### Directions
Find each line with "ДИАГНОСТИКИ" and copy it.

BEGIN Dataset entries

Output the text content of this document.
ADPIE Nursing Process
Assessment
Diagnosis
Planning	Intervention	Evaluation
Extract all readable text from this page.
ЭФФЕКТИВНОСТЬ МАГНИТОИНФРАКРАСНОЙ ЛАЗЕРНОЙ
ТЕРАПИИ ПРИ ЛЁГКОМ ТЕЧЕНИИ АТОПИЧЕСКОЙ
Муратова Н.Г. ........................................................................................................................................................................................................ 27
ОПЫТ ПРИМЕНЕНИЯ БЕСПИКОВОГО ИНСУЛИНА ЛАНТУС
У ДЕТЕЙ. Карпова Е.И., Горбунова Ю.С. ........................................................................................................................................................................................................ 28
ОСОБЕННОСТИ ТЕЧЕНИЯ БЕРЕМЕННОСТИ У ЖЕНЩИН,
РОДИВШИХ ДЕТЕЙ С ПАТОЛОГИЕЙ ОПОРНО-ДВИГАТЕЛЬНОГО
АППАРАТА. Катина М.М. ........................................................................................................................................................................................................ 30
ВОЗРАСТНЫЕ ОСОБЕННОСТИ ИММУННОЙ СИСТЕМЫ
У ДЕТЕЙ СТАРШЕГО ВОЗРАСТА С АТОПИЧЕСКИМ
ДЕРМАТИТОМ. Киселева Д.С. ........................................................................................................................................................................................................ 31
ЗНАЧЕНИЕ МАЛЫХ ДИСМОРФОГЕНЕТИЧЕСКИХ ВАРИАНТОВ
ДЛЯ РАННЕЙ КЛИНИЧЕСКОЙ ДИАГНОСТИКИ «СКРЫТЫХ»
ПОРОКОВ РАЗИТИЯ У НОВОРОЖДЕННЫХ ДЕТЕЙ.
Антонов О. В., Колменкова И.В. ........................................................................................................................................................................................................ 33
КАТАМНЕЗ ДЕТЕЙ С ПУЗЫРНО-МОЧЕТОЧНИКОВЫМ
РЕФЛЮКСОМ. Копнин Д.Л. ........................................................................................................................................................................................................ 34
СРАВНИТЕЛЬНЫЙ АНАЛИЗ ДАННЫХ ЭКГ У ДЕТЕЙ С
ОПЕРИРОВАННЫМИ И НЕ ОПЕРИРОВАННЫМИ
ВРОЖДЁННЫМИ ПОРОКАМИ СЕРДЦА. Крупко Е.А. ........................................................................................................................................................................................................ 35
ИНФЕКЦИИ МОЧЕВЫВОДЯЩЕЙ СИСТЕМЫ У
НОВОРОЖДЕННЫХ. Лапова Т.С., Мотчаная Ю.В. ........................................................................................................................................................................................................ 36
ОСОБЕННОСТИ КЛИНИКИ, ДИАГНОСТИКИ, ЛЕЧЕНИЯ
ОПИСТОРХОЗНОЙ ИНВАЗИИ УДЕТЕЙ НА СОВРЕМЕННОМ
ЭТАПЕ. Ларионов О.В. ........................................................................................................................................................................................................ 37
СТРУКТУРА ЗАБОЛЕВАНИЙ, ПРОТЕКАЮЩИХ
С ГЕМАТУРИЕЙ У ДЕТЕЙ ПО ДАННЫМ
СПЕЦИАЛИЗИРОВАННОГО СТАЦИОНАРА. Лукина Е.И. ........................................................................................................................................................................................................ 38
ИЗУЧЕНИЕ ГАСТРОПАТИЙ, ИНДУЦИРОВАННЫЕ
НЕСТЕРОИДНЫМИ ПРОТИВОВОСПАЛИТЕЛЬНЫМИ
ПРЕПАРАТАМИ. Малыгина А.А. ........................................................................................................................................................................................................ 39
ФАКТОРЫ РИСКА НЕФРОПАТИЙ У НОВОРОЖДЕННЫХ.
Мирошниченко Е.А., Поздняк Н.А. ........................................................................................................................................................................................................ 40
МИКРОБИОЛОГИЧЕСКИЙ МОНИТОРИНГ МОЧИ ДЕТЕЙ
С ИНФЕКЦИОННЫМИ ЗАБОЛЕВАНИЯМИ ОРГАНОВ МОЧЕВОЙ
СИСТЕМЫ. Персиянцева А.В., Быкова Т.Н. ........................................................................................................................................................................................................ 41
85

END Dataset entries

### Task answer
ДЛЯ РАННЕЙ КЛИНИЧЕСКОЙ ДИАГНОСТИКИ «СКРЫТЫХ»
ОСОБЕННОСТИ КЛИНИКИ, ДИАГНОСТИКИ, ЛЕЧЕНИЯ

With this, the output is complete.